### SOURCE DATA
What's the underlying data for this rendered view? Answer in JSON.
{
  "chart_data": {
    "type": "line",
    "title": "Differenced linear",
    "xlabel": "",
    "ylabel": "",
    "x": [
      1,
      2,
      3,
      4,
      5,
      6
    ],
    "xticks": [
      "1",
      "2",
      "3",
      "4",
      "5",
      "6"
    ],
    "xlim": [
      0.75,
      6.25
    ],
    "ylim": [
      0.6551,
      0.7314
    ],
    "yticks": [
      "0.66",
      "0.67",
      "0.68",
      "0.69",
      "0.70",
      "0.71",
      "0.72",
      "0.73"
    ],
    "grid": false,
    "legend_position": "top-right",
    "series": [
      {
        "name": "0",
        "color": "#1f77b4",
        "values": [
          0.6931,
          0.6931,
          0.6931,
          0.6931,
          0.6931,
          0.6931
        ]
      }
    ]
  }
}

### TASK TO CARRY OUT
All of the entries above must be quoted exactly.

### OUTPUT BELOW
What's the underlying data for this rendered view? Answer in JSON.
{
  "chart_data": {
    "type": "line",
    "title": "Differenced linear",
    "xlabel": "",
    "ylabel": "",
    "x": [
      1,
      2,
      3,
      4,
      5,
      6
    ],
    "xticks": [
      "1",
      "2",
      "3",
      "4",
      "5",
      "6"
    ],
    "xlim": [
      0.75,
      6.25
    ],
    "ylim": [
      0.6551,
      0.7314
    ],
    "yticks": [
      "0.66",
      "0.67",
      "0.68",
      "0.69",
      "0.70",
      "0.71",
      "0.72",
      "0.73"
    ],
    "grid": false,
    "legend_position": "top-right",
    "series": [
      {
        "name": "0",
        "color": "#1f77b4",
        "values": [
          0.6931,
          0.6931,
          0.6931,
          0.6931,
          0.6931,
          0.6931
        ]
      }
    ]
  }
}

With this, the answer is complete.